Each record must be retyped in full. No character may differ.

Record list:
--- Begin ---
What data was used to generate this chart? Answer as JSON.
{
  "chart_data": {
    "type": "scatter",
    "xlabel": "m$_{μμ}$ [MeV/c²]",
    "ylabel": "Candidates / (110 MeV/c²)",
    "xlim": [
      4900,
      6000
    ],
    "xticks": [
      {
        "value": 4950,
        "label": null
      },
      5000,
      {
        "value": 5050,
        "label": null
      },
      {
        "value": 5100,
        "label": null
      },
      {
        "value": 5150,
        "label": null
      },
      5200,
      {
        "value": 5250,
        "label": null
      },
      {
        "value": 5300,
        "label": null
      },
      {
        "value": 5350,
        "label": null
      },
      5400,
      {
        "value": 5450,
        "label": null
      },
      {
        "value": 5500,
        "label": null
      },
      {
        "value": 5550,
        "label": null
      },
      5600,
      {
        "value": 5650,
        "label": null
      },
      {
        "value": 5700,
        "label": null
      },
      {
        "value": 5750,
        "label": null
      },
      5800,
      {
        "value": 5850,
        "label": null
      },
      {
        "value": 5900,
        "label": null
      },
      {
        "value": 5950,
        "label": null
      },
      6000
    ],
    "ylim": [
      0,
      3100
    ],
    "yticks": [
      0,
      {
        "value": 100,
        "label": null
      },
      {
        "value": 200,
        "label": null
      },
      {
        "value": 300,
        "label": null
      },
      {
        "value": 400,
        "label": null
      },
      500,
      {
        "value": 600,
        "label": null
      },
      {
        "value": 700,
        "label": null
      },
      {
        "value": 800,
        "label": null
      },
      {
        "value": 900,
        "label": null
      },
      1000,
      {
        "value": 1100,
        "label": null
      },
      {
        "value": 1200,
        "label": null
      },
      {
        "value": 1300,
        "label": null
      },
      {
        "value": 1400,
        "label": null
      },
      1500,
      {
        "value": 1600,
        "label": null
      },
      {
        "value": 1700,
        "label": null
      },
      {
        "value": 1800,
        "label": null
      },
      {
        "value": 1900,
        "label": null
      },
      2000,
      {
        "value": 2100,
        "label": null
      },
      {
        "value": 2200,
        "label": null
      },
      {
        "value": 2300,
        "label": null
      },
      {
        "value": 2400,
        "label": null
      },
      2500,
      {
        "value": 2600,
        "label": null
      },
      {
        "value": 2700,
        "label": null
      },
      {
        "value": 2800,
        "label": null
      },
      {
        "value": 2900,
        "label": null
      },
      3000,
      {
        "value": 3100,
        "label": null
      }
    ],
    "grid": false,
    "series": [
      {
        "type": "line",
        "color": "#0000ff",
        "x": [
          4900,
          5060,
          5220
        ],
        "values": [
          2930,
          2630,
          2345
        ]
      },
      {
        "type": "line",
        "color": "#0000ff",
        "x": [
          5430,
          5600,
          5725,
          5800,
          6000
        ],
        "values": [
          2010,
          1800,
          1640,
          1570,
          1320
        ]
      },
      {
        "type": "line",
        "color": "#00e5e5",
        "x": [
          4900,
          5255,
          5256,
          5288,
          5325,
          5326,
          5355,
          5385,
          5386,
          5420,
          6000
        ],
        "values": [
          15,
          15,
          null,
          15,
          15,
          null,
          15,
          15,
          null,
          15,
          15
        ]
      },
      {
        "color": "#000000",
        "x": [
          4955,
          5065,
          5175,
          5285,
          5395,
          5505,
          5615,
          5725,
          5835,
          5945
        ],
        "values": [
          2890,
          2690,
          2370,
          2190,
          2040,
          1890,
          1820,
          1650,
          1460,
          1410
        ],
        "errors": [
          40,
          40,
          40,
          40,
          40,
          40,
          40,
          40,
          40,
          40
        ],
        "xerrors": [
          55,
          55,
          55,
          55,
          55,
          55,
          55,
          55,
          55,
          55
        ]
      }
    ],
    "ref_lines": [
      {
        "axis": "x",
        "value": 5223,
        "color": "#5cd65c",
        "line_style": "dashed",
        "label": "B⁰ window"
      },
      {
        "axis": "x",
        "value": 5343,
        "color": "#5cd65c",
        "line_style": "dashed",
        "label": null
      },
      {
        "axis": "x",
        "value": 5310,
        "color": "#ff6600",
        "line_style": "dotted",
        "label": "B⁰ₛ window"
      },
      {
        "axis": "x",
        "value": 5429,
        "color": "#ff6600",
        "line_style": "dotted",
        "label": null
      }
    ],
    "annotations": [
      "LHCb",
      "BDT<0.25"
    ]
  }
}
--- End ---
Reply to the exercise:
What data was used to generate this chart? Answer as JSON.
{
  "chart_data": {
    "type": "scatter",
    "xlabel": "m$_{μμ}$ [MeV/c²]",
    "ylabel": "Candidates / (110 MeV/c²)",
    "xlim": [
      4900,
      6000
    ],
    "xticks": [
      {
        "value": 4950,
        "label": null
      },
      5000,
      {
        "value": 5050,
        "label": null
      },
      {
        "value": 5100,
        "label": null
      },
      {
        "value": 5150,
        "label": null
      },
      5200,
      {
        "value": 5250,
        "label": null
      },
      {
        "value": 5300,
        "label": null
      },
      {
        "value": 5350,
        "label": null
      },
      5400,
      {
        "value": 5450,
        "label": null
      },
      {
        "value": 5500,
        "label": null
      },
      {
        "value": 5550,
        "label": null
      },
      5600,
      {
        "value": 5650,
        "label": null
      },
      {
        "value": 5700,
        "label": null
      },
      {
        "value": 5750,
        "label": null
      },
      5800,
      {
        "value": 5850,
        "label": null
      },
      {
        "value": 5900,
        "label": null
      },
      {
        "value": 5950,
        "label": null
      },
      6000
    ],
    "ylim": [
      0,
      3100
    ],
    "yticks": [
      0,
      {
        "value": 100,
        "label": null
      },
      {
        "value": 200,
        "label": null
      },
      {
        "value": 300,
        "label": null
      },
      {
        "value": 400,
        "label": null
      },
      500,
      {
        "value": 600,
        "label": null
      },
      {
        "value": 700,
        "label": null
      },
      {
        "value": 800,
        "label": null
      },
      {
        "value": 900,
        "label": null
      },
      1000,
      {
        "value": 1100,
        "label": null
      },
      {
        "value": 1200,
        "label": null
      },
      {
        "value": 1300,
        "label": null
      },
      {
        "value": 1400,
        "label": null
      },
      1500,
      {
        "value": 1600,
        "label": null
      },
      {
        "value": 1700,
        "label": null
      },
      {
        "value": 1800,
        "label": null
      },
      {
        "value": 1900,
        "label": null
      },
      2000,
      {
        "value": 2100,
        "label": null
      },
      {
        "value": 2200,
        "label": null
      },
      {
        "value": 2300,
        "label": null
      },
      {
        "value": 2400,
        "label": null
      },
      2500,
      {
        "value": 2600,
        "label": null
      },
      {
        "value": 2700,
        "label": null
      },
      {
        "value": 2800,
        "label": null
      },
      {
        "value": 2900,
        "label": null
      },
      3000,
      {
        "value": 3100,
        "label": null
      }
    ],
    "grid": false,
    "series": [
      {
        "type": "line",
        "color": "#0000ff",
        "x": [
          4900,
          5060,
          5220
        ],
        "values": [
          2930,
          2630,
          2345
        ]
      },
      {
        "type": "line",
        "color": "#0000ff",
        "x": [
          5430,
          5600,
          5725,
          5800,
          6000
        ],
        "values": [
          2010,
          1800,
          1640,
          1570,
          1320
        ]
      },
      {
        "type": "line",
        "color": "#00e5e5",
        "x": [
          4900,
          5255,
          5256,
          5288,
          5325,
          5326,
          5355,
          5385,
          5386,
          5420,
          6000
        ],
        "values": [
          15,
          15,
          null,
          15,
          15,
          null,
          15,
          15,
          null,
          15,
          15
        ]
      },
      {
        "color": "#000000",
        "x": [
          4955,
          5065,
          5175,
          5285,
          5395,
          5505,
          5615,
          5725,
          5835,
          5945
        ],
        "values": [
          2890,
          2690,
          2370,
          2190,
          2040,
          1890,
          1820,
          1650,
          1460,
          1410
        ],
        "errors": [
          40,
          40,
          40,
          40,
          40,
          40,
          40,
          40,
          40,
          40
        ],
        "xerrors": [
          55,
          55,
          55,
          55,
          55,
          55,
          55,
          55,
          55,
          55
        ]
      }
    ],
    "ref_lines": [
      {
        "axis": "x",
        "value": 5223,
        "color": "#5cd65c",
        "line_style": "dashed",
        "label": "B⁰ window"
      },
      {
        "axis": "x",
        "value": 5343,
        "color": "#5cd65c",
        "line_style": "dashed",
        "label": null
      },
      {
        "axis": "x",
        "value": 5310,
        "color": "#ff6600",
        "line_style": "dotted",
        "label": "B⁰ₛ window"
      },
      {
        "axis": "x",
        "value": 5429,
        "color": "#ff6600",
        "line_style": "dotted",
        "label": null
      }
    ],
    "annotations": [
      "LHCb",
      "BDT<0.25"
    ]
  }
}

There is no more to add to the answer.